>> Begin
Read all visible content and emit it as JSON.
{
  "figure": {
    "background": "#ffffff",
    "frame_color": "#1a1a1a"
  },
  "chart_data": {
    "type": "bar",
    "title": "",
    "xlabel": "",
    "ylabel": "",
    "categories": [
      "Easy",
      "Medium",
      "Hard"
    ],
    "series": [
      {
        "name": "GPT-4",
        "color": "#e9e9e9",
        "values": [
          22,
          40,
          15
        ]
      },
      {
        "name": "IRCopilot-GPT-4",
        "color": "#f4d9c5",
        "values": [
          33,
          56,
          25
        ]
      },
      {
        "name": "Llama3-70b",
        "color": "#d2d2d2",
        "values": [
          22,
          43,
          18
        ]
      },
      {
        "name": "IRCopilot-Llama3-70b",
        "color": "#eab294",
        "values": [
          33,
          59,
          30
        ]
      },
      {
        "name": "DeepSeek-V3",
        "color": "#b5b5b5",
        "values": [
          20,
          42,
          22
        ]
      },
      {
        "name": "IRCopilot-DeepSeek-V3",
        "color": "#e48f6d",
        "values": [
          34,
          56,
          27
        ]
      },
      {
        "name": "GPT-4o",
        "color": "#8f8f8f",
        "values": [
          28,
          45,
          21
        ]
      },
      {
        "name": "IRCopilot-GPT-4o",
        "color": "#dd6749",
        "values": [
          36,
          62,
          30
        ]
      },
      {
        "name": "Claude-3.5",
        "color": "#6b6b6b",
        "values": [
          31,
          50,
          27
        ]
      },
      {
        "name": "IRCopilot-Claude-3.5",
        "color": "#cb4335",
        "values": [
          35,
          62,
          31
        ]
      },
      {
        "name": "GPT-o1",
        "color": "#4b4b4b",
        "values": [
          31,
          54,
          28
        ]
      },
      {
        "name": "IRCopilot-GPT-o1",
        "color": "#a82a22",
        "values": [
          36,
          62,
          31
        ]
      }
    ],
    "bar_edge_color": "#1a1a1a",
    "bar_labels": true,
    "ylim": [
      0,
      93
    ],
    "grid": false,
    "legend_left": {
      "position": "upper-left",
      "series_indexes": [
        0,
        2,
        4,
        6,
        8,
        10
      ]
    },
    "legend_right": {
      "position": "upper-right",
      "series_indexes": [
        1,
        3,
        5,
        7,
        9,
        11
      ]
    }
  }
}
>> End
## Exercise
Output the listing above word for word.

## Result
Read all visible content and emit it as JSON.
{
  "figure": {
    "background": "#ffffff",
    "frame_color": "#1a1a1a"
  },
  "chart_data": {
    "type": "bar",
    "title": "",
    "xlabel": "",
    "ylabel": "",
    "categories": [
      "Easy",
      "Medium",
      "Hard"
    ],
    "series": [
      {
        "name": "GPT-4",
        "color": "#e9e9e9",
        "values": [
          22,
          40,
          15
        ]
      },
      {
        "name": "IRCopilot-GPT-4",
        "color": "#f4d9c5",
        "values": [
          33,
          56,
          25
        ]
      },
      {
        "name": "Llama3-70b",
        "color": "#d2d2d2",
        "values": [
          22,
          43,
          18
        ]
      },
      {
        "name": "IRCopilot-Llama3-70b",
        "color": "#eab294",
        "values": [
          33,
          59,
          30
        ]
      },
      {
        "name": "DeepSeek-V3",
        "color": "#b5b5b5",
        "values": [
          20,
          42,
          22
        ]
      },
      {
        "name": "IRCopilot-DeepSeek-V3",
        "color": "#e48f6d",
        "values": [
          34,
          56,
          27
        ]
      },
      {
        "name": "GPT-4o",
        "color": "#8f8f8f",
        "values": [
          28,
          45,
          21
        ]
      },
      {
        "name": "IRCopilot-GPT-4o",
        "color": "#dd6749",
        "values": [
          36,
          62,
          30
        ]
      },
      {
        "name": "Claude-3.5",
        "color": "#6b6b6b",
        "values": [
          31,
          50,
          27
        ]
      },
      {
        "name": "IRCopilot-Claude-3.5",
        "color": "#cb4335",
        "values": [
          35,
          62,
          31
        ]
      },
      {
        "name": "GPT-o1",
        "color": "#4b4b4b",
        "values": [
          31,
          54,
          28
        ]
      },
      {
        "name": "IRCopilot-GPT-o1",
        "color": "#a82a22",
        "values": [
          36,
          62,
          31
        ]
      }
    ],
    "bar_edge_color": "#1a1a1a",
    "bar_labels": true,
    "ylim": [
      0,
      93
    ],
    "grid": false,
    "legend_left": {
      "position": "upper-left",
      "series_indexes": [
        0,
        2,
        4,
        6,
        8,
        10
      ]
    },
    "legend_right": {
      "position": "upper-right",
      "series_indexes": [
        1,
        3,
        5,
        7,
        9,
        11
      ]
    }
  }
}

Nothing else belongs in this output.